**Written problem**
Search the listing for the string "epoca" and copy every line that contains it.

Stored records:
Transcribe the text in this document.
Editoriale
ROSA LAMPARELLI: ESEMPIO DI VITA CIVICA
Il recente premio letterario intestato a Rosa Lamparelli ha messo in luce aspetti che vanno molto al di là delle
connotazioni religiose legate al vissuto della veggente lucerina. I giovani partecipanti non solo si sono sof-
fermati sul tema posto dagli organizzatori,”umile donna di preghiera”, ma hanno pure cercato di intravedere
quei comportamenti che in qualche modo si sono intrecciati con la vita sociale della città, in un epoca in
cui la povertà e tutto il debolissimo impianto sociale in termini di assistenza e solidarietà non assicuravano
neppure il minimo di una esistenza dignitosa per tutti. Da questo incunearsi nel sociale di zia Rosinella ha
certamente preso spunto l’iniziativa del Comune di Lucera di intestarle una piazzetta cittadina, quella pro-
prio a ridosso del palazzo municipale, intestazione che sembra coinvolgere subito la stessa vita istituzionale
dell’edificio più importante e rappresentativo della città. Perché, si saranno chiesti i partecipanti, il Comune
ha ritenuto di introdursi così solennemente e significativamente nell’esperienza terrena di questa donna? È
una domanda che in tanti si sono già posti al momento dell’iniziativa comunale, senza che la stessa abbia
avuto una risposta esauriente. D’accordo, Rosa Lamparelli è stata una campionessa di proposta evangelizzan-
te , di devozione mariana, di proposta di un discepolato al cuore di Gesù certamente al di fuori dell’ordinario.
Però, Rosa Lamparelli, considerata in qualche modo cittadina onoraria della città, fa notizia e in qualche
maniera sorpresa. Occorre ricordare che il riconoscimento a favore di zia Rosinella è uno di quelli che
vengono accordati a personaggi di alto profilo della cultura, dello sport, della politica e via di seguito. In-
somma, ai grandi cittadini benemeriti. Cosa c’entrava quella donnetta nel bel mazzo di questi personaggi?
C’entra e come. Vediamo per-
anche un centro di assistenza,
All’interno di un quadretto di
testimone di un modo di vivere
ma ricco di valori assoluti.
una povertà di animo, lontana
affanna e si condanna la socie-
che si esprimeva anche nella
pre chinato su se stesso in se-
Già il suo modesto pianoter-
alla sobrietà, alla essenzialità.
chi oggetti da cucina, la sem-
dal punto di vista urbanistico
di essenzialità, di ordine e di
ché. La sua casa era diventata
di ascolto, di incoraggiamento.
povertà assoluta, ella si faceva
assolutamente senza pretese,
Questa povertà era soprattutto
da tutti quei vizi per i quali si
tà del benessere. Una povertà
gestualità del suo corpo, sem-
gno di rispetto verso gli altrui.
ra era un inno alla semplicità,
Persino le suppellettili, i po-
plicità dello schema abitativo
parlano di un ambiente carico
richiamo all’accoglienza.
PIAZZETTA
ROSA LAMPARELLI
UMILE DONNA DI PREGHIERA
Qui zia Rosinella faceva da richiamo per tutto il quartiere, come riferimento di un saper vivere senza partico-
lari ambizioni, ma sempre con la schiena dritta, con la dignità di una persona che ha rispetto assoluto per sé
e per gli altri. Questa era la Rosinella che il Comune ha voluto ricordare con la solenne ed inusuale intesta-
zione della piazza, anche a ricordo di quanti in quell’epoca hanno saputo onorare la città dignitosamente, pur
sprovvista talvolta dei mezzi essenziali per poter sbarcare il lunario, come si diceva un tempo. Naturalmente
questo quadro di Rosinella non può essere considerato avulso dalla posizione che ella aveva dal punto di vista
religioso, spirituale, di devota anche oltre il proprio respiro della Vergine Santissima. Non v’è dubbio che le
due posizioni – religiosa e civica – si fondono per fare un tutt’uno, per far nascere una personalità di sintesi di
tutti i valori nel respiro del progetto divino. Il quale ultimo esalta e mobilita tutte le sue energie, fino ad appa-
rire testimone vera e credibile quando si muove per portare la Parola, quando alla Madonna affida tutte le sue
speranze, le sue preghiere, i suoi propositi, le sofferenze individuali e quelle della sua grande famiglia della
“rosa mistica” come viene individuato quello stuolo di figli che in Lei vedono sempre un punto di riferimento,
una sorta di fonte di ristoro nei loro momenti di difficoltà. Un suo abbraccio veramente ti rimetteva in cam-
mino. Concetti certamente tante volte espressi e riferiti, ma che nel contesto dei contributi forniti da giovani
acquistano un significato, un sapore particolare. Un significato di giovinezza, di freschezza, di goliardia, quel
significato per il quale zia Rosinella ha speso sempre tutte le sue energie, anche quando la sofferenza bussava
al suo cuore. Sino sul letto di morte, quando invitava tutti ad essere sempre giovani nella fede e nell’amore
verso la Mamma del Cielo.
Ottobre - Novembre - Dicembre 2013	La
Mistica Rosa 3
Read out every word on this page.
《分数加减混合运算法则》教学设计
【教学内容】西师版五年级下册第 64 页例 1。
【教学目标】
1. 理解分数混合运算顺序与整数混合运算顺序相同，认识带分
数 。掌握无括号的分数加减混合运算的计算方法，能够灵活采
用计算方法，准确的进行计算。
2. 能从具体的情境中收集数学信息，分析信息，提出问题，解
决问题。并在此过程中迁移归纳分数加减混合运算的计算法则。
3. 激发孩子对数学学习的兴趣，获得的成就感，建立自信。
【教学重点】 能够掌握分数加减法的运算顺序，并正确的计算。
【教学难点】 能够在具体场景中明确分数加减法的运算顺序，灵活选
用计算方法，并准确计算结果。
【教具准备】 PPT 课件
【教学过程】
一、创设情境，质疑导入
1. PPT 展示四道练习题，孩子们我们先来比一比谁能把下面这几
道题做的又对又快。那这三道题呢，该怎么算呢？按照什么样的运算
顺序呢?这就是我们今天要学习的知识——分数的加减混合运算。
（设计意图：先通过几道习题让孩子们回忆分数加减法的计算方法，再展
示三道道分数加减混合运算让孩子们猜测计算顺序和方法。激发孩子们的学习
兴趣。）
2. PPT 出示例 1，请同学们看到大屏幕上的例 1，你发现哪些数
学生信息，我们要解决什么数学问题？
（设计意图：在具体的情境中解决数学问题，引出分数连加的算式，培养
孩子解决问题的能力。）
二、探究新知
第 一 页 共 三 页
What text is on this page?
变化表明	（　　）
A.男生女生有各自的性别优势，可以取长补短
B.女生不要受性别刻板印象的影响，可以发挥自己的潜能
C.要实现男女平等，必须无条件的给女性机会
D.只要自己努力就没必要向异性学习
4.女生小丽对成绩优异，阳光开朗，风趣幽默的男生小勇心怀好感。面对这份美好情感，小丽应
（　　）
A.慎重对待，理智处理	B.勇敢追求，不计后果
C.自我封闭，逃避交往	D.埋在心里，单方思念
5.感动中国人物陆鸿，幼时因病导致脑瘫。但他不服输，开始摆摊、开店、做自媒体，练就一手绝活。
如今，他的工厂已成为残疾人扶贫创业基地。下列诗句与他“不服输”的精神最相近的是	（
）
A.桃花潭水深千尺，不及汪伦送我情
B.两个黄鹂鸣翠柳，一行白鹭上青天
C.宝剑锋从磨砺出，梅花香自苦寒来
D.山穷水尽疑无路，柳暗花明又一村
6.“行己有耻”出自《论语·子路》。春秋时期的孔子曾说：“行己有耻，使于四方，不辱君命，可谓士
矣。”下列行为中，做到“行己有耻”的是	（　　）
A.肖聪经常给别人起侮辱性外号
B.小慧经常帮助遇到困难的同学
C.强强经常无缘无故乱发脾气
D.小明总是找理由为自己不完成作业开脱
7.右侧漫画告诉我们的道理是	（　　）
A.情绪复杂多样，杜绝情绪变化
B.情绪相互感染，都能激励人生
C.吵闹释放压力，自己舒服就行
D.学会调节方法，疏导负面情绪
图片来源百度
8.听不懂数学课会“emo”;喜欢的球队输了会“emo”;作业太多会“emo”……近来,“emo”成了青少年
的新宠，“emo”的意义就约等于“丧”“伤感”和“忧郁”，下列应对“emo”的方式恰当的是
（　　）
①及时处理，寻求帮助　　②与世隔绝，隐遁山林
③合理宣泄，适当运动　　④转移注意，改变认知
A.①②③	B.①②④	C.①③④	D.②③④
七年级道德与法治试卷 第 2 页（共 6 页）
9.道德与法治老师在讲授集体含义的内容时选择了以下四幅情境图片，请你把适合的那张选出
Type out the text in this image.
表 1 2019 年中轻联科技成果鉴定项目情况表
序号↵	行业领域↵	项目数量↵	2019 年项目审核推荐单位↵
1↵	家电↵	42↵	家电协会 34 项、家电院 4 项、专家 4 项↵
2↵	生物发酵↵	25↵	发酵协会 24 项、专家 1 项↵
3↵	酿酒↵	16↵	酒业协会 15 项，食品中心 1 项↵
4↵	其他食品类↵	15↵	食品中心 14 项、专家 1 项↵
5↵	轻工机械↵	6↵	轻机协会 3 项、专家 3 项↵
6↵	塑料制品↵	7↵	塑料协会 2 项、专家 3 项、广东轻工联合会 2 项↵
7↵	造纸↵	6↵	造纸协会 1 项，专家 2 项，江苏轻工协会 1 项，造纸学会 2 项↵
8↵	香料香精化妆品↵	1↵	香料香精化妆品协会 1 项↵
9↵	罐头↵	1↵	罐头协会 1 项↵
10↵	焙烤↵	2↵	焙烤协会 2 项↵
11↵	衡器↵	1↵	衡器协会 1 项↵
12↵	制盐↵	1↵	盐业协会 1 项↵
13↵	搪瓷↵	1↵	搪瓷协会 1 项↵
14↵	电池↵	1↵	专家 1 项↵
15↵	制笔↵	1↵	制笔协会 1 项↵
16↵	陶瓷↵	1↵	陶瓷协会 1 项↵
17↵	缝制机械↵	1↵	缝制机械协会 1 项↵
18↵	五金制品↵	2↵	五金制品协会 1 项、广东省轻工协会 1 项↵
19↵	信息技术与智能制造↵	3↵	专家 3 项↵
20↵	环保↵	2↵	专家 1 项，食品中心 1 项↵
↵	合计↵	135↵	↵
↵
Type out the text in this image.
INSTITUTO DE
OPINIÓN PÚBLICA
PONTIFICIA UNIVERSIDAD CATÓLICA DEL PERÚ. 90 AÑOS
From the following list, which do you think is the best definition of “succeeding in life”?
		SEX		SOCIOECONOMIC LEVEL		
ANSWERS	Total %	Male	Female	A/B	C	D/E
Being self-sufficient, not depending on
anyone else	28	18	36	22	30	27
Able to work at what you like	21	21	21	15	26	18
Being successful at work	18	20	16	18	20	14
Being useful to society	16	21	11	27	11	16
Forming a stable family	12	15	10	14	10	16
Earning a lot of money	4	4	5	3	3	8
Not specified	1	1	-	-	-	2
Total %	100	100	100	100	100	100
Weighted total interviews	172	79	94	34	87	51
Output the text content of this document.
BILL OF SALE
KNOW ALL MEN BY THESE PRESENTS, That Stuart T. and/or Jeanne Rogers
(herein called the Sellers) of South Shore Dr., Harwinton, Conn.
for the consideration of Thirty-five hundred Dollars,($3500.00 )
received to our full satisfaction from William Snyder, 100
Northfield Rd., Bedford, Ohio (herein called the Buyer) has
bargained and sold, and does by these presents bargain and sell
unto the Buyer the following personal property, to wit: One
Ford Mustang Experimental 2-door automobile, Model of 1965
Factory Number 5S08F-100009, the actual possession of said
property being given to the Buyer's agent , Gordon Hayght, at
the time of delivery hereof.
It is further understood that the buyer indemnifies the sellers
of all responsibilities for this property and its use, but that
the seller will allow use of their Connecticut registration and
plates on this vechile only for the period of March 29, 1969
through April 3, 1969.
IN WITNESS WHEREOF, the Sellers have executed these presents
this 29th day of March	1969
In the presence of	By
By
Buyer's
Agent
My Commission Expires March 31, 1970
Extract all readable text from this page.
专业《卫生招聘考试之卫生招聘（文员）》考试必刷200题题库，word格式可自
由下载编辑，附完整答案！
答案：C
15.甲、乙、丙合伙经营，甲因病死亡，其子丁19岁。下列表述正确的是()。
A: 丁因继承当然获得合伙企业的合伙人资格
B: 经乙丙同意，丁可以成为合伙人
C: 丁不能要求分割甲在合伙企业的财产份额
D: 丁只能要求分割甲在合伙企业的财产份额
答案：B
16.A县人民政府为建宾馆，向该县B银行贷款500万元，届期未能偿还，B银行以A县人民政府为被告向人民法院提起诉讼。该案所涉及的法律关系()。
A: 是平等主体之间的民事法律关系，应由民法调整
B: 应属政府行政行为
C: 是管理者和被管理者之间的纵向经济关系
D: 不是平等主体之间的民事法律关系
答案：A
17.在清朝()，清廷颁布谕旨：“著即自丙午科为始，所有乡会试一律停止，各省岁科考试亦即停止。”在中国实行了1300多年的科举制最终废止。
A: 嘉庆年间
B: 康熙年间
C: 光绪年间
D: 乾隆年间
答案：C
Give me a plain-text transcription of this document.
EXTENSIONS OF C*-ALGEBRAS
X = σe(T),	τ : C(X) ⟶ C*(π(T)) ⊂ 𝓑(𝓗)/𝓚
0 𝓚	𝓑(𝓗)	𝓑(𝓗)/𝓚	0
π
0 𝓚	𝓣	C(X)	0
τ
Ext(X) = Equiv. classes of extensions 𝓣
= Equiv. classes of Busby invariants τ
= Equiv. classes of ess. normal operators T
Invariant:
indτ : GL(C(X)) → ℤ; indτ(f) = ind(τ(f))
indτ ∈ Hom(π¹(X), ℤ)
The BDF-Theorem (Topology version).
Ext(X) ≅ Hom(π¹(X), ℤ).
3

**The response**
quei comportamenti che in qualche modo si sono intrecciati con la vita sociale della città, in un epoca in
zione della piazza, anche a ricordo di quanti in quell’epoca hanno saputo onorare la città dignitosamente, pur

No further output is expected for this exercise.